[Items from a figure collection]
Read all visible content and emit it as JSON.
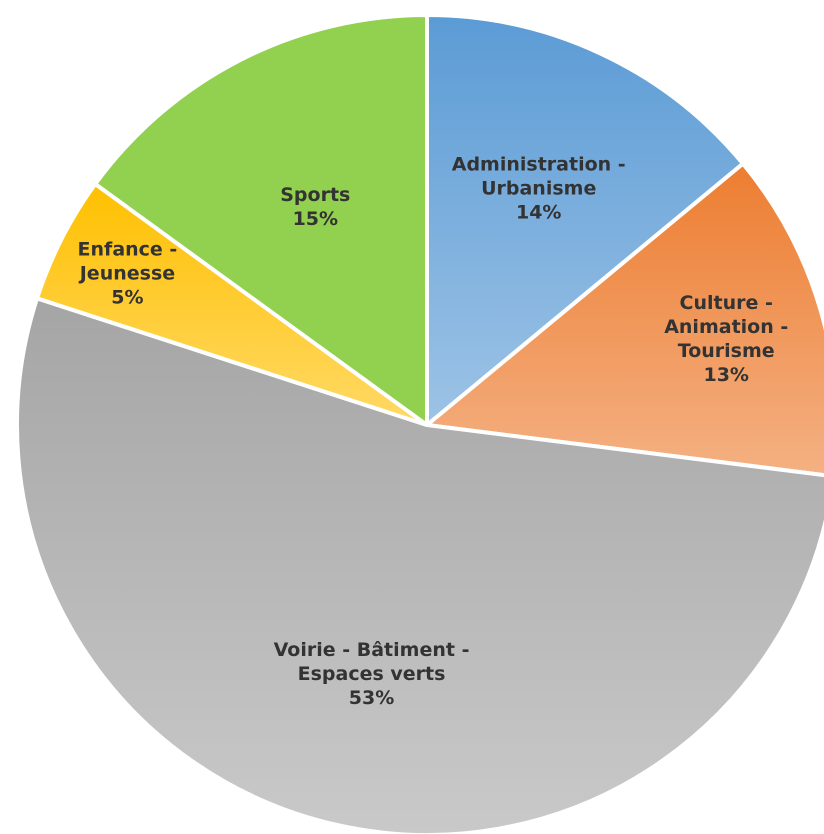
{
  "chart_data": {
    "type": "pie",
    "title": "",
    "slices": [
      {
        "label_lines": [
          "Administration -",
          "Urbanisme"
        ],
        "value": 14,
        "value_label": "14%",
        "color": "#5b9bd5",
        "color_light": "#9dc3e6"
      },
      {
        "label_lines": [
          "Culture -",
          "Animation -",
          "Tourisme"
        ],
        "value": 13,
        "value_label": "13%",
        "color": "#ed7d31",
        "color_light": "#f4b183"
      },
      {
        "label_lines": [
          "Voirie - Bâtiment -",
          "Espaces verts"
        ],
        "value": 53,
        "value_label": "53%",
        "color": "#a5a5a5",
        "color_light": "#c9c9c9"
      },
      {
        "label_lines": [
          "Enfance -",
          "Jeunesse"
        ],
        "value": 5,
        "value_label": "5%",
        "color": "#ffc000",
        "color_light": "#ffd966"
      },
      {
        "label_lines": [
          "Sports"
        ],
        "value": 15,
        "value_label": "15%",
        "color": "#92d050",
        "color_light": "#92d050"
      }
    ]
  }
}
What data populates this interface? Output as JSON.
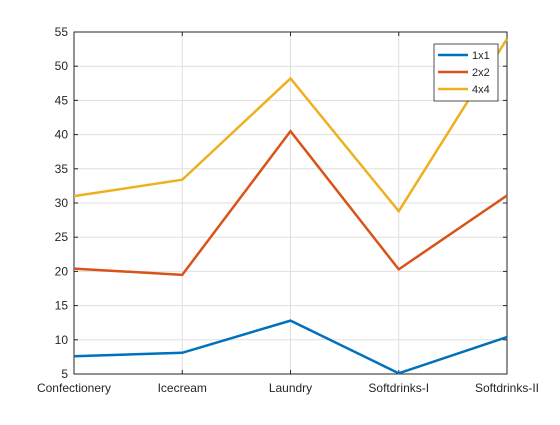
{
  "chart_data": {
    "type": "line",
    "title": "",
    "xlabel": "",
    "ylabel": "",
    "categories": [
      "Confectionery",
      "Icecream",
      "Laundry",
      "Softdrinks-I",
      "Softdrinks-II"
    ],
    "ylim": [
      5,
      55
    ],
    "yticks": [
      5,
      10,
      15,
      20,
      25,
      30,
      35,
      40,
      45,
      50,
      55
    ],
    "grid": true,
    "legend_position": "top-right",
    "series": [
      {
        "name": "1x1",
        "color": "#0072BD",
        "values": [
          7.6,
          8.1,
          12.8,
          5.1,
          10.4
        ]
      },
      {
        "name": "2x2",
        "color": "#D95319",
        "values": [
          20.4,
          19.5,
          40.5,
          20.3,
          31.1
        ]
      },
      {
        "name": "4x4",
        "color": "#EDB120",
        "values": [
          31.0,
          33.4,
          48.2,
          28.8,
          54.0
        ]
      }
    ]
  }
}
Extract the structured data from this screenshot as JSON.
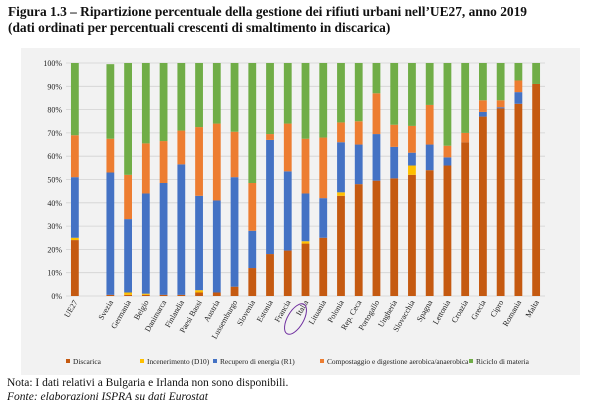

> _GOAL_:
All records must be output exactly as they are, except for the pictures, which are left out.

> _COMPLETE ANSWER_:
Read all visible content and emit it as JSON.
{
  "chart_data": {
    "type": "pie",
    "title": "",
    "slices": [
      {
        "label_lines": [
          "Administration -",
          "Urbanisme"
        ],
        "value": 14,
        "value_label": "14%",
        "color": "#5b9bd5",
        "color_light": "#9dc3e6"
      },
      {
        "label_lines": [
          "Culture -",
          "Animation -",
          "Tourisme"
        ],
        "value": 13,
        "value_label": "13%",
        "color": "#ed7d31",
        "color_light": "#f4b183"
      },
      {
        "label_lines": [
          "Voirie - Bâtiment -",
          "Espaces verts"
        ],
        "value": 53,
        "value_label": "53%",
        "color": "#a5a5a5",
        "color_light": "#c9c9c9"
      },
      {
        "label_lines": [
          "Enfance -",
          "Jeunesse"
        ],
        "value": 5,
        "value_label": "5%",
        "color": "#ffc000",
        "color_light": "#ffd966"
      },
      {
        "label_lines": [
          "Sports"
        ],
        "value": 15,
        "value_label": "15%",
        "color": "#92d050",
        "color_light": "#92d050"
      }
    ]
  }
}
What data populates this interface? Output as JSON.
{
  "chart_data": {
    "type": "line",
    "title": "",
    "xlabel": "",
    "ylabel": "",
    "categories": [
      "Confectionery",
      "Icecream",
      "Laundry",
      "Softdrinks-I",
      "Softdrinks-II"
    ],
    "ylim": [
      5,
      55
    ],
    "yticks": [
      5,
      10,
      15,
      20,
      25,
      30,
      35,
      40,
      45,
      50,
      55
    ],
    "grid": true,
    "legend_position": "top-right",
    "series": [
      {
        "name": "1x1",
        "color": "#0072BD",
        "values": [
          7.6,
          8.1,
          12.8,
          5.1,
          10.4
        ]
      },
      {
        "name": "2x2",
        "color": "#D95319",
        "values": [
          20.4,
          19.5,
          40.5,
          20.3,
          31.1
        ]
      },
      {
        "name": "4x4",
        "color": "#EDB120",
        "values": [
          31.0,
          33.4,
          48.2,
          28.8,
          54.0
        ]
      }
    ]
  }
}
Extract the structured data from this screenshot as JSON.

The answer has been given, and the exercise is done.